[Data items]
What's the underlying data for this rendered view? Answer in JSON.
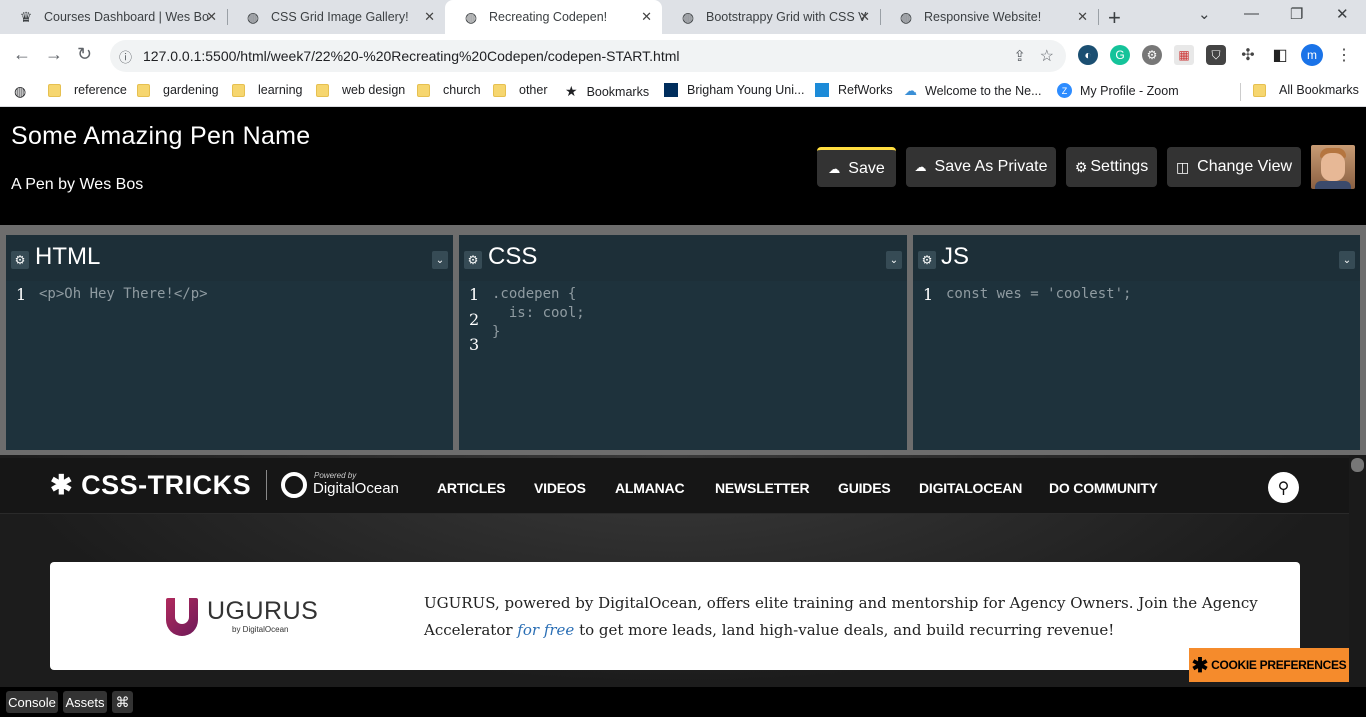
{
  "browser": {
    "tabs": [
      {
        "title": "Courses Dashboard | Wes Bo",
        "icon": "crown-icon"
      },
      {
        "title": "CSS Grid Image Gallery!",
        "icon": "globe-icon"
      },
      {
        "title": "Recreating Codepen!",
        "icon": "globe-icon",
        "active": true
      },
      {
        "title": "Bootstrappy Grid with CSS V",
        "icon": "globe-icon"
      },
      {
        "title": "Responsive Website!",
        "icon": "globe-icon"
      }
    ],
    "url": "127.0.0.1:5500/html/week7/22%20-%20Recreating%20Codepen/codepen-START.html",
    "profile_initial": "m",
    "bookmarks": [
      {
        "label": "reference"
      },
      {
        "label": "gardening"
      },
      {
        "label": "learning"
      },
      {
        "label": "web design"
      },
      {
        "label": "church"
      },
      {
        "label": "other"
      },
      {
        "label": "Bookmarks"
      },
      {
        "label": "Brigham Young Uni..."
      },
      {
        "label": "RefWorks"
      },
      {
        "label": "Welcome to the Ne..."
      },
      {
        "label": "My Profile - Zoom"
      },
      {
        "label": "All Bookmarks"
      }
    ]
  },
  "pen": {
    "title": "Some Amazing Pen Name",
    "author": "A Pen by Wes Bos",
    "buttons": {
      "save": "Save",
      "save_private": "Save As Private",
      "settings": "Settings",
      "change_view": "Change View"
    }
  },
  "editors": [
    {
      "title": "HTML",
      "lines": [
        "1"
      ],
      "code": [
        "<p>Oh Hey There!</p>"
      ]
    },
    {
      "title": "CSS",
      "lines": [
        "1",
        "2",
        "3"
      ],
      "code": [
        ".codepen {",
        "  is: cool;",
        "}"
      ]
    },
    {
      "title": "JS",
      "lines": [
        "1"
      ],
      "code": [
        "const wes = 'coolest';"
      ]
    }
  ],
  "preview": {
    "logo": "CSS-TRICKS",
    "powered_by": "Powered by",
    "sponsor": "DigitalOcean",
    "nav": [
      "ARTICLES",
      "VIDEOS",
      "ALMANAC",
      "NEWSLETTER",
      "GUIDES",
      "DIGITALOCEAN",
      "DO COMMUNITY"
    ],
    "ad": {
      "brand": "UGURUS",
      "brand_by": "by DigitalOcean",
      "text_before": "UGURUS, powered by DigitalOcean, offers elite training and mentorship for Agency Owners. Join the Agency Accelerator ",
      "link_text": "for free",
      "text_after": " to get more leads, land high-value deals, and build recurring revenue!"
    },
    "cookie_button": "COOKIE PREFERENCES"
  },
  "footer": {
    "console": "Console",
    "assets": "Assets",
    "shortcut": "⌘"
  }
}
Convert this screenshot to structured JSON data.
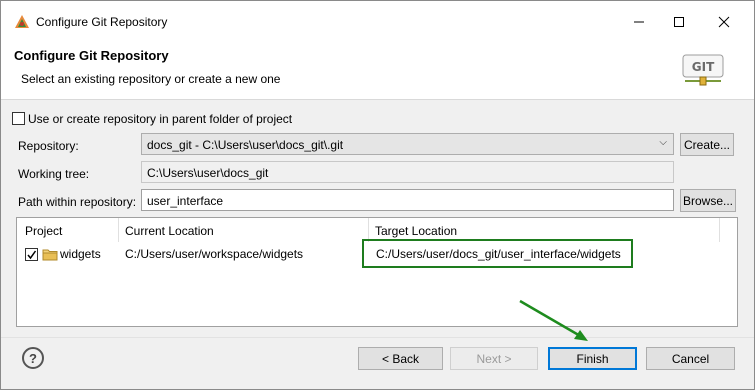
{
  "window": {
    "title": "Configure Git Repository"
  },
  "banner": {
    "title": "Configure Git Repository",
    "description": "Select an existing repository or create a new one",
    "logo_text": "GIT"
  },
  "parent_folder_checkbox": {
    "label": "Use or create repository in parent folder of project",
    "checked": false
  },
  "repository": {
    "label": "Repository:",
    "value": "docs_git - C:\\Users\\user\\docs_git\\.git",
    "create_button": "Create..."
  },
  "working_tree": {
    "label": "Working tree:",
    "value": "C:\\Users\\user\\docs_git"
  },
  "path_within": {
    "label": "Path within repository:",
    "value": "user_interface",
    "browse_button": "Browse..."
  },
  "table": {
    "headers": [
      "Project",
      "Current Location",
      "Target Location"
    ],
    "rows": [
      {
        "checked": true,
        "project": "widgets",
        "current": "C:/Users/user/workspace/widgets",
        "target": "C:/Users/user/docs_git/user_interface/widgets"
      }
    ]
  },
  "footer": {
    "help": "?",
    "back": "< Back",
    "next": "Next >",
    "finish": "Finish",
    "cancel": "Cancel"
  },
  "colors": {
    "highlight": "#1e7c1e",
    "accent": "#0078d7"
  },
  "icons": [
    "eclipse-app-icon",
    "minimize-icon",
    "maximize-icon",
    "close-icon",
    "git-logo-icon",
    "folder-icon",
    "help-icon",
    "green-arrow-icon"
  ]
}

*WHAT YOU NEED TO DO:* From the line holding "Convert this screenshot" to the last line of the listing, please output each line exactly as it stands. Pictures stay out of the copy.

*COMPLETE RESPONSE:*
Convert this screenshot to structured JSON data.
{
  "window": {
    "title": "Configure Git Repository"
  },
  "banner": {
    "title": "Configure Git Repository",
    "description": "Select an existing repository or create a new one",
    "logo_text": "GIT"
  },
  "parent_folder_checkbox": {
    "label": "Use or create repository in parent folder of project",
    "checked": false
  },
  "repository": {
    "label": "Repository:",
    "value": "docs_git - C:\\Users\\user\\docs_git\\.git",
    "create_button": "Create..."
  },
  "working_tree": {
    "label": "Working tree:",
    "value": "C:\\Users\\user\\docs_git"
  },
  "path_within": {
    "label": "Path within repository:",
    "value": "user_interface",
    "browse_button": "Browse..."
  },
  "table": {
    "headers": [
      "Project",
      "Current Location",
      "Target Location"
    ],
    "rows": [
      {
        "checked": true,
        "project": "widgets",
        "current": "C:/Users/user/workspace/widgets",
        "target": "C:/Users/user/docs_git/user_interface/widgets"
      }
    ]
  },
  "footer": {
    "help": "?",
    "back": "< Back",
    "next": "Next >",
    "finish": "Finish",
    "cancel": "Cancel"
  },
  "colors": {
    "highlight": "#1e7c1e",
    "accent": "#0078d7"
  },
  "icons": [
    "eclipse-app-icon",
    "minimize-icon",
    "maximize-icon",
    "close-icon",
    "git-logo-icon",
    "folder-icon",
    "help-icon",
    "green-arrow-icon"
  ]
}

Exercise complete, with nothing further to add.